-- Begin --
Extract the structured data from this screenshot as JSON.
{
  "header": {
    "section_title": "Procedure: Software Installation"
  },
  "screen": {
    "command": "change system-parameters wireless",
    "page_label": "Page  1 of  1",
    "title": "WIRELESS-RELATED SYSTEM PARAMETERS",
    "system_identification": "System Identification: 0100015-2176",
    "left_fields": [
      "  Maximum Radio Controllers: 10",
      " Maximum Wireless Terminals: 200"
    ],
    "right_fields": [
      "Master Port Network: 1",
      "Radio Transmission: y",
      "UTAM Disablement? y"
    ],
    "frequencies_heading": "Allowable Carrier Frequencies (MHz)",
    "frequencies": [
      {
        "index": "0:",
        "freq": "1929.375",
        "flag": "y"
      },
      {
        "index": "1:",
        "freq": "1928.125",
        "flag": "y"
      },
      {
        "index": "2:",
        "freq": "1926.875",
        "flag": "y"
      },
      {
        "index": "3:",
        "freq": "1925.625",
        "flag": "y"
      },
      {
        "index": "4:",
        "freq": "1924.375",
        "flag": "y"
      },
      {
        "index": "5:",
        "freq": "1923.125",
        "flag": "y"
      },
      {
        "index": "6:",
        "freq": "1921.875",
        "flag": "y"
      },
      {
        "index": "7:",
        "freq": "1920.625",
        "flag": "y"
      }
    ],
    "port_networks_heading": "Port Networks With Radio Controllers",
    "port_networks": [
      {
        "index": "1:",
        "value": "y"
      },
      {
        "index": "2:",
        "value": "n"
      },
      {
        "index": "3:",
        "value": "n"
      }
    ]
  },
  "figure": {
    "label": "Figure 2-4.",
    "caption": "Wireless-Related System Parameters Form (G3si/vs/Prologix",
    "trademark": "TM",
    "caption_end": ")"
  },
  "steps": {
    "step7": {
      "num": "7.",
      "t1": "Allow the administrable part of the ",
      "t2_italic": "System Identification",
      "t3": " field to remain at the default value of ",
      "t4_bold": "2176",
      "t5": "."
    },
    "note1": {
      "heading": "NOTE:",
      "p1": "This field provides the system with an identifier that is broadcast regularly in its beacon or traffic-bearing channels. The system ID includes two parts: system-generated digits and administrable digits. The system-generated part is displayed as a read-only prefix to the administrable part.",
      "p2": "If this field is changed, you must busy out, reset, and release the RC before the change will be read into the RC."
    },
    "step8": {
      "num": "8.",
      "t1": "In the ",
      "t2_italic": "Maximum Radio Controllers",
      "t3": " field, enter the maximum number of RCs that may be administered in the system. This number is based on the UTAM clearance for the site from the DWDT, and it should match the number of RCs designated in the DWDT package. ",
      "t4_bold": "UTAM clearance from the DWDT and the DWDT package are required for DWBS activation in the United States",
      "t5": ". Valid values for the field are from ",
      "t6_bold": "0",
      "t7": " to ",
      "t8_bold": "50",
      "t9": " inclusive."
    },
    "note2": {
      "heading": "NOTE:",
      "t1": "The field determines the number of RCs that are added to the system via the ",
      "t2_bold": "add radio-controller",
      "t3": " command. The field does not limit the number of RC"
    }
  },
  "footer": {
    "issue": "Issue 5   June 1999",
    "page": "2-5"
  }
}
-- End --
• **Set problem**
Print out the whole listing exactly as it appears.

• **Expected answer**
Extract the structured data from this screenshot as JSON.
{
  "header": {
    "section_title": "Procedure: Software Installation"
  },
  "screen": {
    "command": "change system-parameters wireless",
    "page_label": "Page  1 of  1",
    "title": "WIRELESS-RELATED SYSTEM PARAMETERS",
    "system_identification": "System Identification: 0100015-2176",
    "left_fields": [
      "  Maximum Radio Controllers: 10",
      " Maximum Wireless Terminals: 200"
    ],
    "right_fields": [
      "Master Port Network: 1",
      "Radio Transmission: y",
      "UTAM Disablement? y"
    ],
    "frequencies_heading": "Allowable Carrier Frequencies (MHz)",
    "frequencies": [
      {
        "index": "0:",
        "freq": "1929.375",
        "flag": "y"
      },
      {
        "index": "1:",
        "freq": "1928.125",
        "flag": "y"
      },
      {
        "index": "2:",
        "freq": "1926.875",
        "flag": "y"
      },
      {
        "index": "3:",
        "freq": "1925.625",
        "flag": "y"
      },
      {
        "index": "4:",
        "freq": "1924.375",
        "flag": "y"
      },
      {
        "index": "5:",
        "freq": "1923.125",
        "flag": "y"
      },
      {
        "index": "6:",
        "freq": "1921.875",
        "flag": "y"
      },
      {
        "index": "7:",
        "freq": "1920.625",
        "flag": "y"
      }
    ],
    "port_networks_heading": "Port Networks With Radio Controllers",
    "port_networks": [
      {
        "index": "1:",
        "value": "y"
      },
      {
        "index": "2:",
        "value": "n"
      },
      {
        "index": "3:",
        "value": "n"
      }
    ]
  },
  "figure": {
    "label": "Figure 2-4.",
    "caption": "Wireless-Related System Parameters Form (G3si/vs/Prologix",
    "trademark": "TM",
    "caption_end": ")"
  },
  "steps": {
    "step7": {
      "num": "7.",
      "t1": "Allow the administrable part of the ",
      "t2_italic": "System Identification",
      "t3": " field to remain at the default value of ",
      "t4_bold": "2176",
      "t5": "."
    },
    "note1": {
      "heading": "NOTE:",
      "p1": "This field provides the system with an identifier that is broadcast regularly in its beacon or traffic-bearing channels. The system ID includes two parts: system-generated digits and administrable digits. The system-generated part is displayed as a read-only prefix to the administrable part.",
      "p2": "If this field is changed, you must busy out, reset, and release the RC before the change will be read into the RC."
    },
    "step8": {
      "num": "8.",
      "t1": "In the ",
      "t2_italic": "Maximum Radio Controllers",
      "t3": " field, enter the maximum number of RCs that may be administered in the system. This number is based on the UTAM clearance for the site from the DWDT, and it should match the number of RCs designated in the DWDT package. ",
      "t4_bold": "UTAM clearance from the DWDT and the DWDT package are required for DWBS activation in the United States",
      "t5": ". Valid values for the field are from ",
      "t6_bold": "0",
      "t7": " to ",
      "t8_bold": "50",
      "t9": " inclusive."
    },
    "note2": {
      "heading": "NOTE:",
      "t1": "The field determines the number of RCs that are added to the system via the ",
      "t2_bold": "add radio-controller",
      "t3": " command. The field does not limit the number of RC"
    }
  },
  "footer": {
    "issue": "Issue 5   June 1999",
    "page": "2-5"
  }
}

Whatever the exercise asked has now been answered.